• **Your objective**:
Search the data for the word "this" and copy every line where it occurs.

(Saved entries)

◇ ◇ ◇

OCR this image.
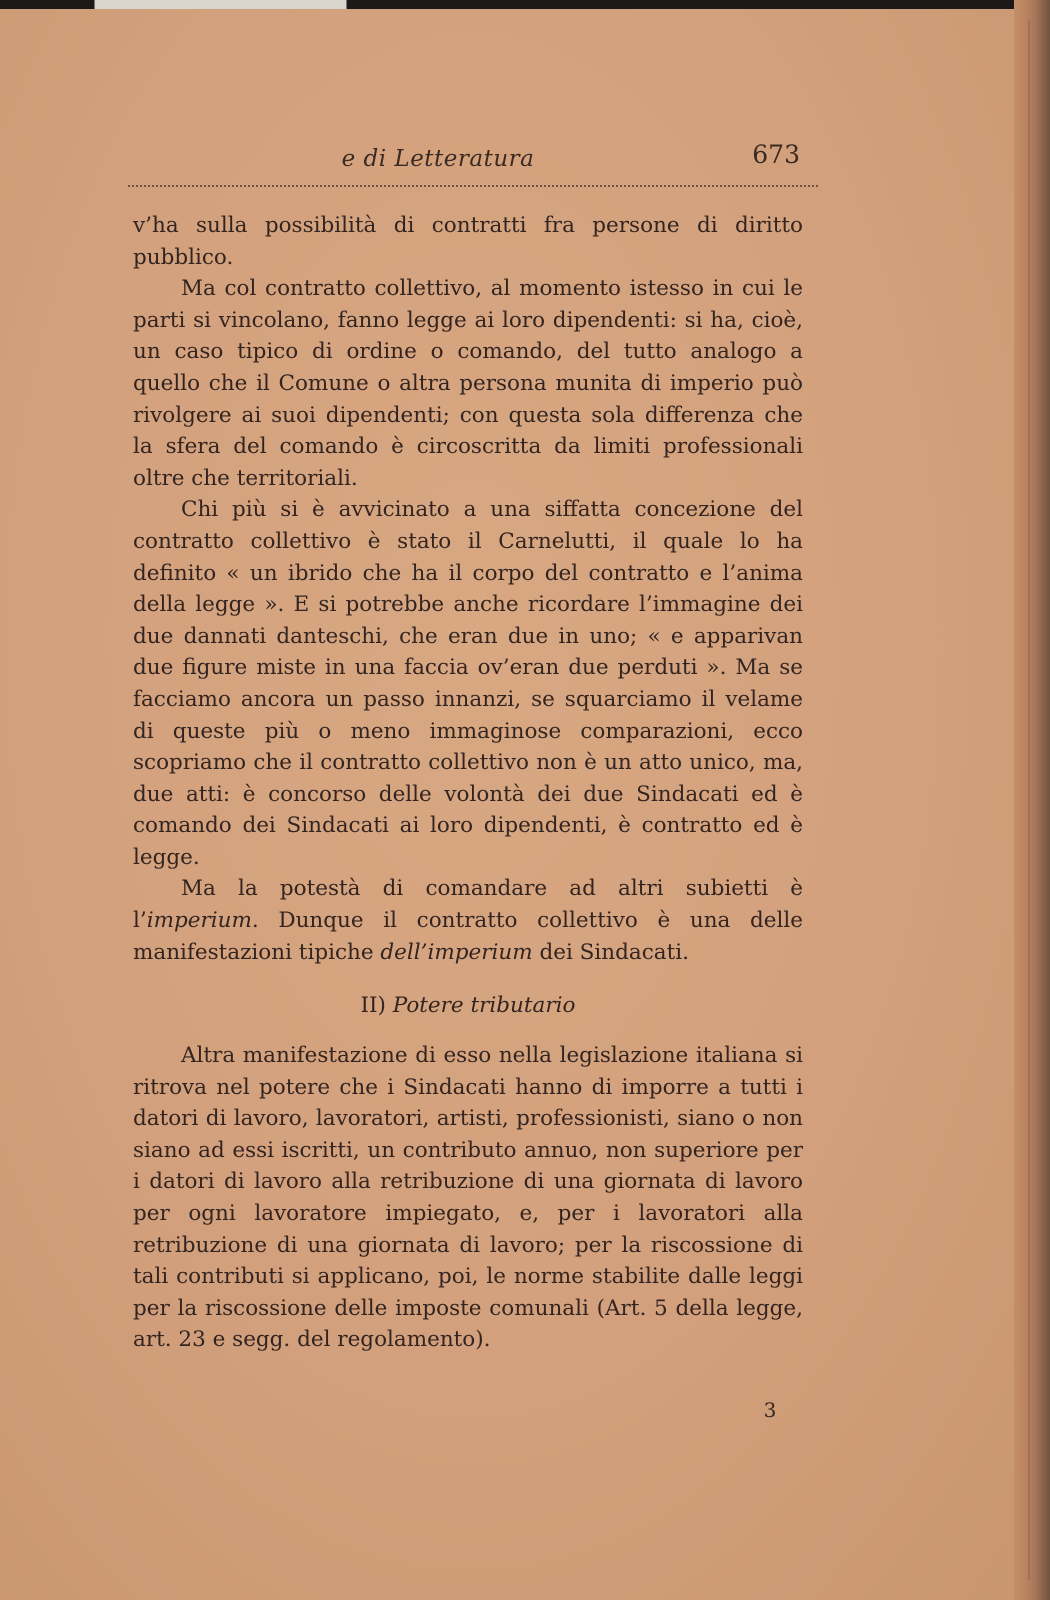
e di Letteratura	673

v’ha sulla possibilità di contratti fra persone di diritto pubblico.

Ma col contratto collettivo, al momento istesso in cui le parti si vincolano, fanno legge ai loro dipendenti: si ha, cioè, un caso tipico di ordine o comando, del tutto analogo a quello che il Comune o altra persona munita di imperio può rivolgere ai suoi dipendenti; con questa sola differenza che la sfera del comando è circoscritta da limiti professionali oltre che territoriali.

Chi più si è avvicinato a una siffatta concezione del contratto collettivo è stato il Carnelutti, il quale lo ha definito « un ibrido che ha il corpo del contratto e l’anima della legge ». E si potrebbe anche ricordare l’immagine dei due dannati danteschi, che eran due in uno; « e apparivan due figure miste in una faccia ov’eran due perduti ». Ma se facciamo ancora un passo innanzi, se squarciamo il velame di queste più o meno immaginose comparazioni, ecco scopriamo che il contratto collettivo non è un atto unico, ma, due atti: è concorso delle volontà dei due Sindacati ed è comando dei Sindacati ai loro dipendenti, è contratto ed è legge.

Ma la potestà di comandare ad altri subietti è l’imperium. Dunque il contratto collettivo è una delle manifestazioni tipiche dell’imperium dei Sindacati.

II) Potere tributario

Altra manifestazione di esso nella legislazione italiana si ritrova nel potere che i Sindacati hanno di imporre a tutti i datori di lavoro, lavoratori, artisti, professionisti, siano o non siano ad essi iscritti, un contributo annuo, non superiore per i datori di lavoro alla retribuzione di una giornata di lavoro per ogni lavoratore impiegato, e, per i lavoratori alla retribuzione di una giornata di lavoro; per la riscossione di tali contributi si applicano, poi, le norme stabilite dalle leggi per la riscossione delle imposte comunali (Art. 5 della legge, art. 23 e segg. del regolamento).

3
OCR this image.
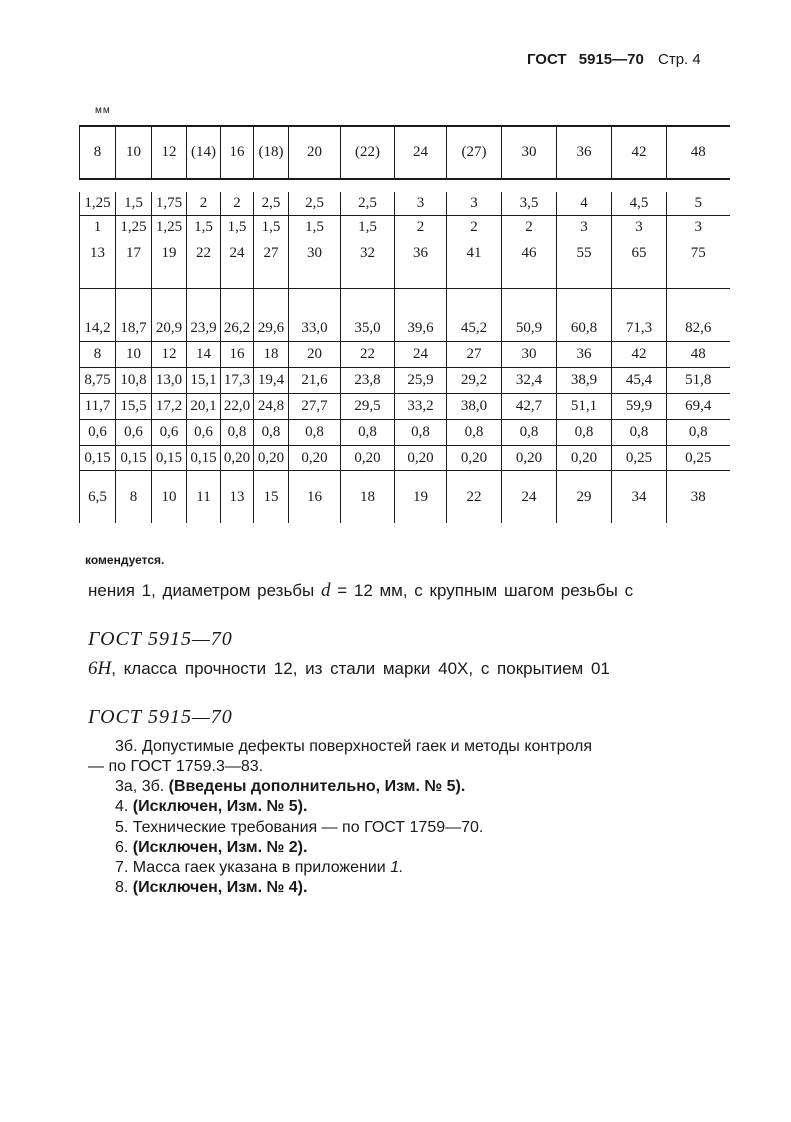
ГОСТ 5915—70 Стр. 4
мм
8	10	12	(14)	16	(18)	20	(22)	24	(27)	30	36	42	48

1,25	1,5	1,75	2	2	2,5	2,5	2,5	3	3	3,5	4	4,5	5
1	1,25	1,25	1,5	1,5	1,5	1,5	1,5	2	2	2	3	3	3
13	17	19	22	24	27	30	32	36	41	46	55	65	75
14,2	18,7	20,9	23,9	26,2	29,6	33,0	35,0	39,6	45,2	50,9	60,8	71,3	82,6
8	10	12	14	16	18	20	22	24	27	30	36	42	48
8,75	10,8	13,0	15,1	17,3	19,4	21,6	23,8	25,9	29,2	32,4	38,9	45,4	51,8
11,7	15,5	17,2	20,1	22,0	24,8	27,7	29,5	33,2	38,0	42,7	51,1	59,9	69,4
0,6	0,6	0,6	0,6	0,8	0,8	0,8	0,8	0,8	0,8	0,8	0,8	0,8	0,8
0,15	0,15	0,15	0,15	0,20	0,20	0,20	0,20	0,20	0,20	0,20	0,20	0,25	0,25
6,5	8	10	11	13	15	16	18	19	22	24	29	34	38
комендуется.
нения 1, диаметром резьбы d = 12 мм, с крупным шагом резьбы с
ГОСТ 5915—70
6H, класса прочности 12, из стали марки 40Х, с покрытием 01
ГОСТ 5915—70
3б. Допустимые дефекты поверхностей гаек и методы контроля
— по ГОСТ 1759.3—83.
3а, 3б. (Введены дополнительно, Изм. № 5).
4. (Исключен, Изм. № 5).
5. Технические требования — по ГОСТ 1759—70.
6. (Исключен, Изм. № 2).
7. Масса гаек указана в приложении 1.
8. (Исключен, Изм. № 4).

◇ ◇ ◇

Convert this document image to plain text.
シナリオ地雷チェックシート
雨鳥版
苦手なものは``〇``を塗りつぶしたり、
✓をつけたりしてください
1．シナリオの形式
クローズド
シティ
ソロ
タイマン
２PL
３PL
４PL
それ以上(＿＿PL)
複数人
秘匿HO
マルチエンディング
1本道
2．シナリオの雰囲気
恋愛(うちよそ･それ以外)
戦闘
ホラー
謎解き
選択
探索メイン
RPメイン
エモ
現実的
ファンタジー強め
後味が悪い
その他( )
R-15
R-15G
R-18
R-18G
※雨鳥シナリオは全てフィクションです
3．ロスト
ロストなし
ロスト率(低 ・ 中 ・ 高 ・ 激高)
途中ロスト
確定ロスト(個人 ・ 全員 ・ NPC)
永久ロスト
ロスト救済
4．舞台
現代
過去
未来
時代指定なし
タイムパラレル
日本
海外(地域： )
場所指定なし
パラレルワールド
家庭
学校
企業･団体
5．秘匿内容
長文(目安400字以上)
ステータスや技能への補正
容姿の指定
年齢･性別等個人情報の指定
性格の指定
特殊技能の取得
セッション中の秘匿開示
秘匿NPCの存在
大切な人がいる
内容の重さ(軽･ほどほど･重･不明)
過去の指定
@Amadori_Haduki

◇ ◇ ◇

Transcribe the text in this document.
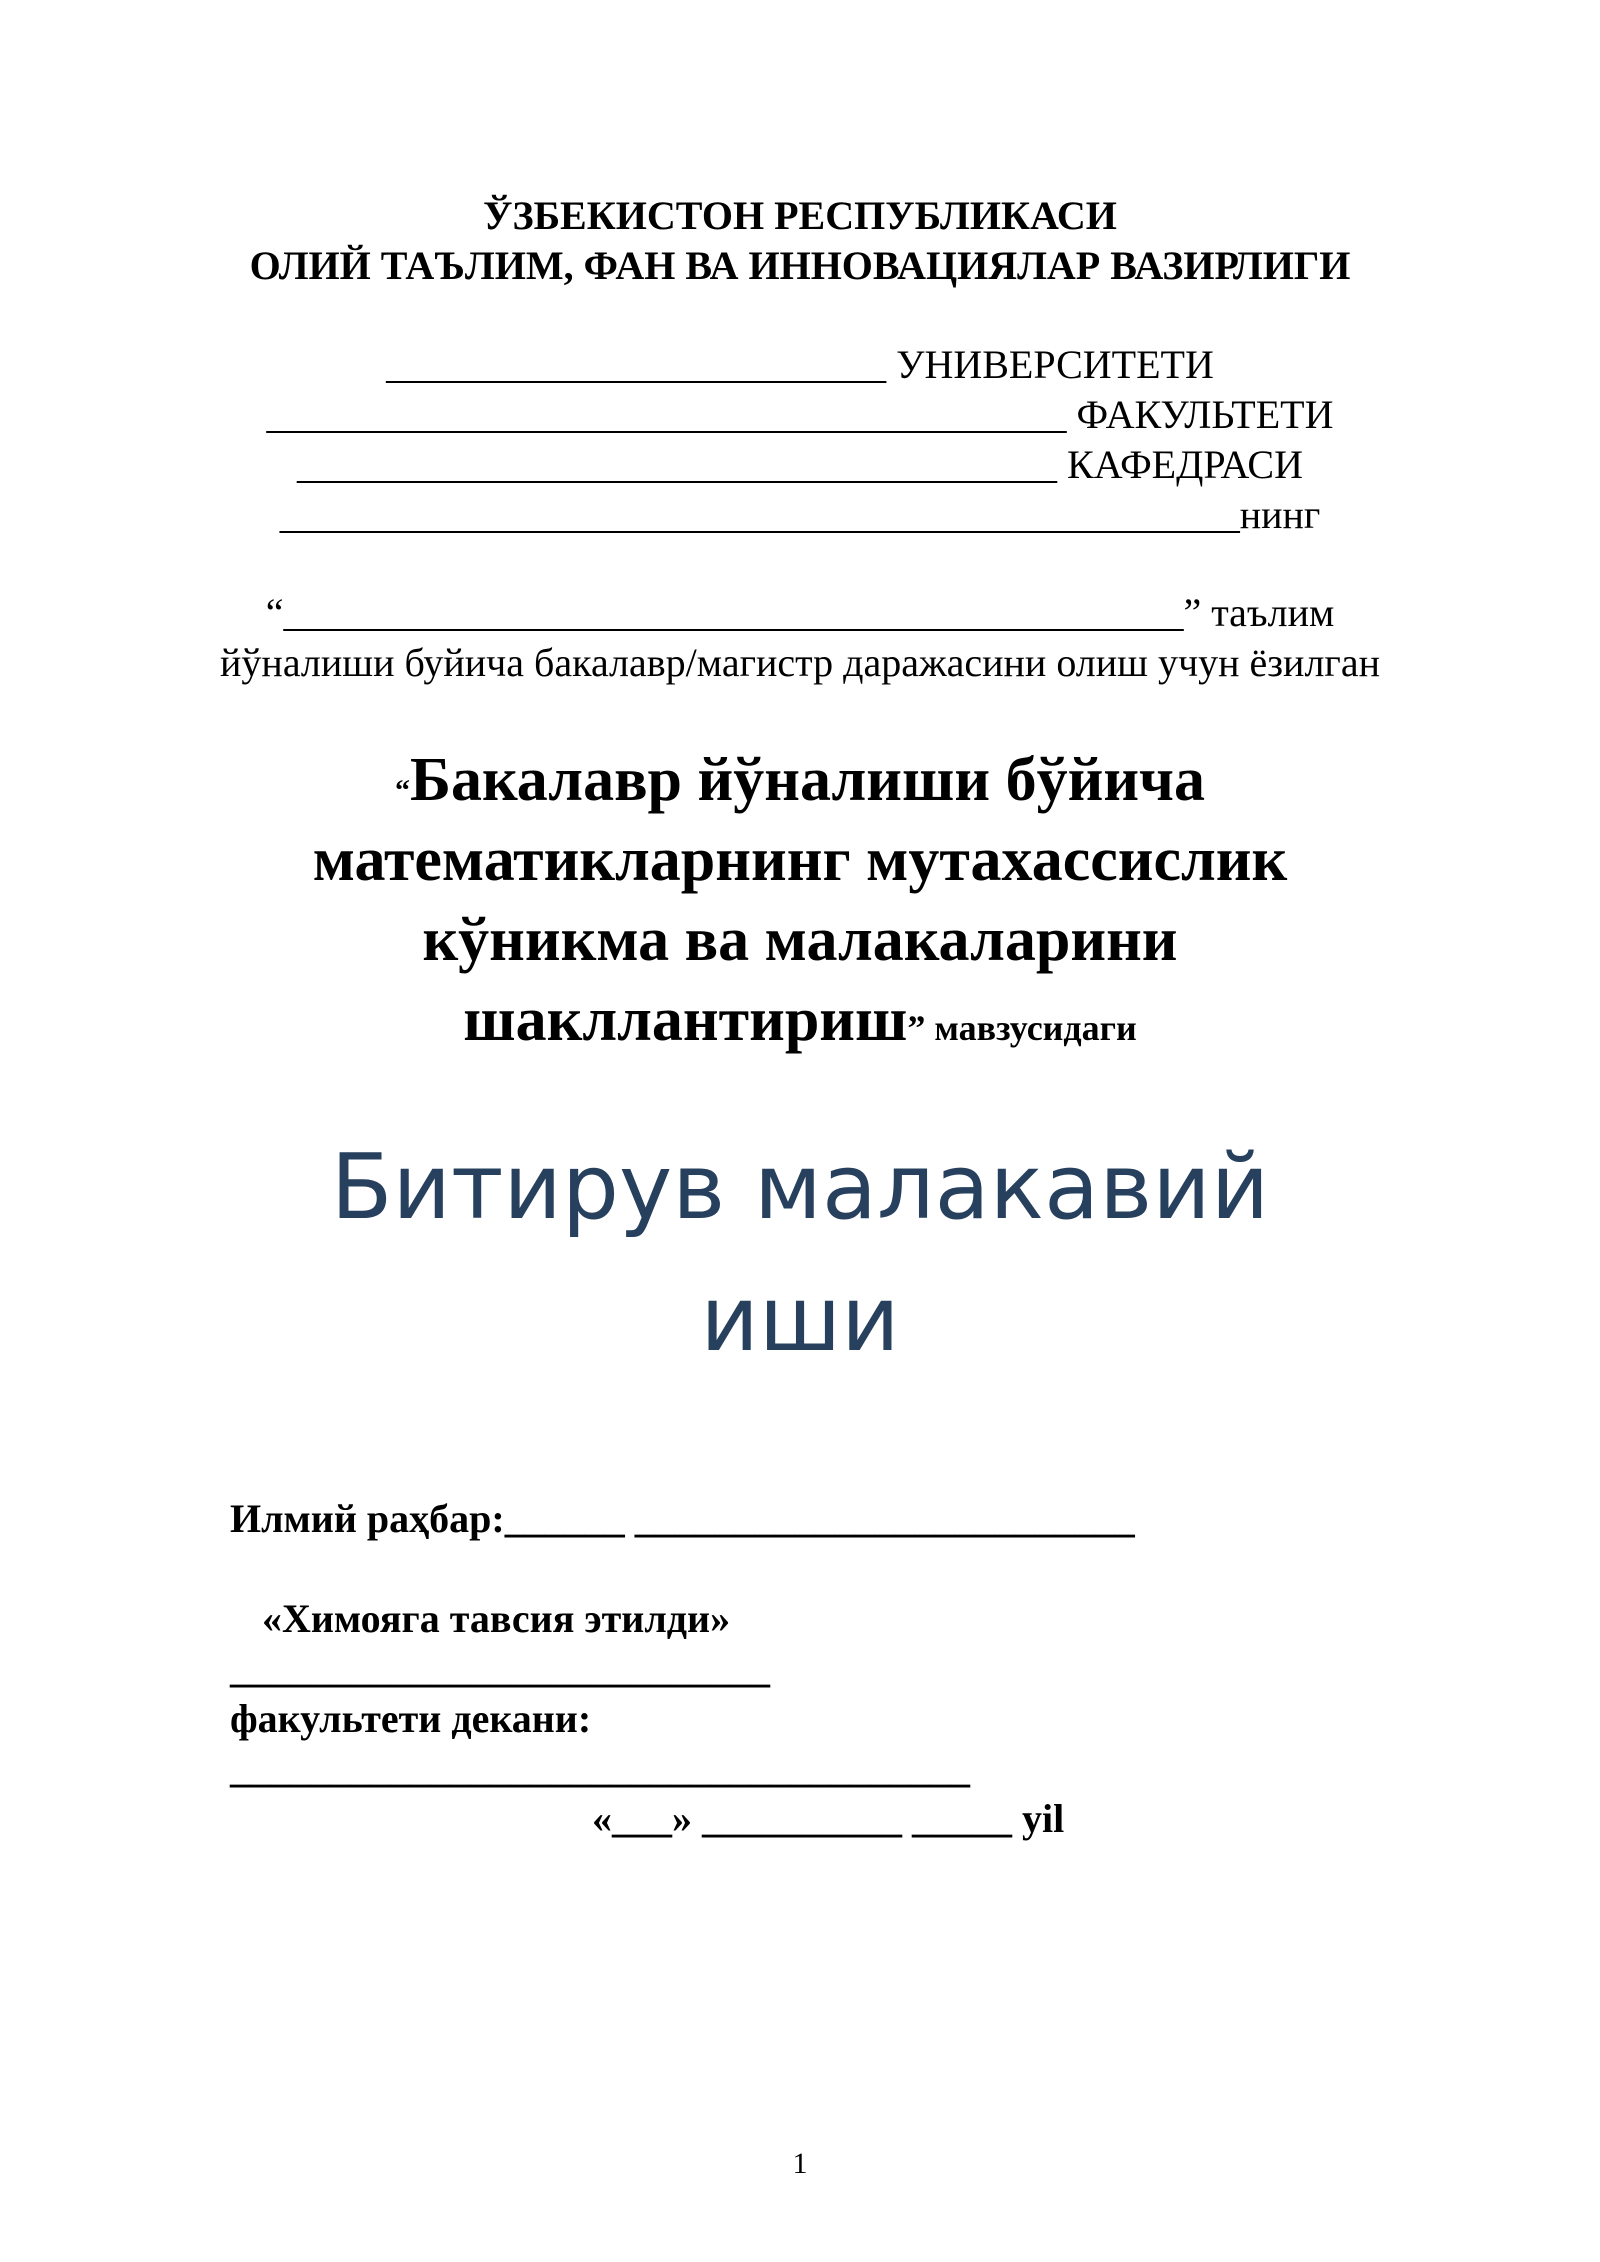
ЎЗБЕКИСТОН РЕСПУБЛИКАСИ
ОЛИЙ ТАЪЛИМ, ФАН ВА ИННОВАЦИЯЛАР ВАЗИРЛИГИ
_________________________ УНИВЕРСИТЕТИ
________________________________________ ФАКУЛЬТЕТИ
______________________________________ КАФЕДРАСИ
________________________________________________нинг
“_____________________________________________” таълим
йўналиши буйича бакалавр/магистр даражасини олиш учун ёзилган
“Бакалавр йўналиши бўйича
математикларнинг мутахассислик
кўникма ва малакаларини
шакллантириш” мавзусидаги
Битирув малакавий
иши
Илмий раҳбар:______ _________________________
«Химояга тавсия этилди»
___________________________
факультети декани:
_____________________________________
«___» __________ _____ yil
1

◇ ◇ ◇

• **Output of the task**:
OCR this image.
OCR this image.
Convert this document image to plain text.
Transcribe the text in this document.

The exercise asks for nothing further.